→ EXERCISE OBJECTIVE
Print the listing below exactly.

====== INFORMATION SUPPLIED

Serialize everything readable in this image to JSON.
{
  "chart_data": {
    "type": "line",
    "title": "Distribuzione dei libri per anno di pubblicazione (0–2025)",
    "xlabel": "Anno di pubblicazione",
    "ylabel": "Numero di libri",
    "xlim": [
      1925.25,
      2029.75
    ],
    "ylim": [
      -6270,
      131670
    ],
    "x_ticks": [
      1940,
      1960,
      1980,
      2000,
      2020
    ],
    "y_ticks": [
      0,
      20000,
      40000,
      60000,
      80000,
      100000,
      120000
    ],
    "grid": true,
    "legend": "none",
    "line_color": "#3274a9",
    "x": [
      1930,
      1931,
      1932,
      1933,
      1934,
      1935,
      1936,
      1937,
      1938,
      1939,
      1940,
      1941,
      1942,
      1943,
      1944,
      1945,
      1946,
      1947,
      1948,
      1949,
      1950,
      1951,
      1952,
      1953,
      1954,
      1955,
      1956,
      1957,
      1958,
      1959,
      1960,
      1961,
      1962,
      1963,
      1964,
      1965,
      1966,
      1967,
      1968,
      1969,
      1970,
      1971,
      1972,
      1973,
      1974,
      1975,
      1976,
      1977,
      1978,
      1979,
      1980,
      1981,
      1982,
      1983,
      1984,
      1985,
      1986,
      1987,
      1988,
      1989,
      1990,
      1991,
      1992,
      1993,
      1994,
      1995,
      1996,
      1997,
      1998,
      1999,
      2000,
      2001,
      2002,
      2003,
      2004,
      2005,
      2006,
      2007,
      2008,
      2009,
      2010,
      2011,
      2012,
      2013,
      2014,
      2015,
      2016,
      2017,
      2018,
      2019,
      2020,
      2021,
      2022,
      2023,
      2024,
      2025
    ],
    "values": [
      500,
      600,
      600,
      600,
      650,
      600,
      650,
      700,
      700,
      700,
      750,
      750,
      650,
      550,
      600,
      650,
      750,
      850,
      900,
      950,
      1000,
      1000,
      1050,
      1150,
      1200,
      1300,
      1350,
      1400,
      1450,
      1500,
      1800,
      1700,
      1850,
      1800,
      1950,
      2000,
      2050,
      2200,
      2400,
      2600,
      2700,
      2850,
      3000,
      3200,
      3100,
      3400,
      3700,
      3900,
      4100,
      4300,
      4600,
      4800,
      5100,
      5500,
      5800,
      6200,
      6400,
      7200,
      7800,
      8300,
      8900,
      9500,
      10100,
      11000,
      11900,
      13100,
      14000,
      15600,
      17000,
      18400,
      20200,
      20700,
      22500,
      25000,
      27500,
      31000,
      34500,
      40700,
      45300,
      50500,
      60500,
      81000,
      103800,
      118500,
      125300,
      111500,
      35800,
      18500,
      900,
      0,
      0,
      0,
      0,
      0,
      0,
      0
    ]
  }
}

============

→ SOLUTION
Serialize everything readable in this image to JSON.
{
  "chart_data": {
    "type": "line",
    "title": "Distribuzione dei libri per anno di pubblicazione (0–2025)",
    "xlabel": "Anno di pubblicazione",
    "ylabel": "Numero di libri",
    "xlim": [
      1925.25,
      2029.75
    ],
    "ylim": [
      -6270,
      131670
    ],
    "x_ticks": [
      1940,
      1960,
      1980,
      2000,
      2020
    ],
    "y_ticks": [
      0,
      20000,
      40000,
      60000,
      80000,
      100000,
      120000
    ],
    "grid": true,
    "legend": "none",
    "line_color": "#3274a9",
    "x": [
      1930,
      1931,
      1932,
      1933,
      1934,
      1935,
      1936,
      1937,
      1938,
      1939,
      1940,
      1941,
      1942,
      1943,
      1944,
      1945,
      1946,
      1947,
      1948,
      1949,
      1950,
      1951,
      1952,
      1953,
      1954,
      1955,
      1956,
      1957,
      1958,
      1959,
      1960,
      1961,
      1962,
      1963,
      1964,
      1965,
      1966,
      1967,
      1968,
      1969,
      1970,
      1971,
      1972,
      1973,
      1974,
      1975,
      1976,
      1977,
      1978,
      1979,
      1980,
      1981,
      1982,
      1983,
      1984,
      1985,
      1986,
      1987,
      1988,
      1989,
      1990,
      1991,
      1992,
      1993,
      1994,
      1995,
      1996,
      1997,
      1998,
      1999,
      2000,
      2001,
      2002,
      2003,
      2004,
      2005,
      2006,
      2007,
      2008,
      2009,
      2010,
      2011,
      2012,
      2013,
      2014,
      2015,
      2016,
      2017,
      2018,
      2019,
      2020,
      2021,
      2022,
      2023,
      2024,
      2025
    ],
    "values": [
      500,
      600,
      600,
      600,
      650,
      600,
      650,
      700,
      700,
      700,
      750,
      750,
      650,
      550,
      600,
      650,
      750,
      850,
      900,
      950,
      1000,
      1000,
      1050,
      1150,
      1200,
      1300,
      1350,
      1400,
      1450,
      1500,
      1800,
      1700,
      1850,
      1800,
      1950,
      2000,
      2050,
      2200,
      2400,
      2600,
      2700,
      2850,
      3000,
      3200,
      3100,
      3400,
      3700,
      3900,
      4100,
      4300,
      4600,
      4800,
      5100,
      5500,
      5800,
      6200,
      6400,
      7200,
      7800,
      8300,
      8900,
      9500,
      10100,
      11000,
      11900,
      13100,
      14000,
      15600,
      17000,
      18400,
      20200,
      20700,
      22500,
      25000,
      27500,
      31000,
      34500,
      40700,
      45300,
      50500,
      60500,
      81000,
      103800,
      118500,
      125300,
      111500,
      35800,
      18500,
      900,
      0,
      0,
      0,
      0,
      0,
      0,
      0
    ]
  }
}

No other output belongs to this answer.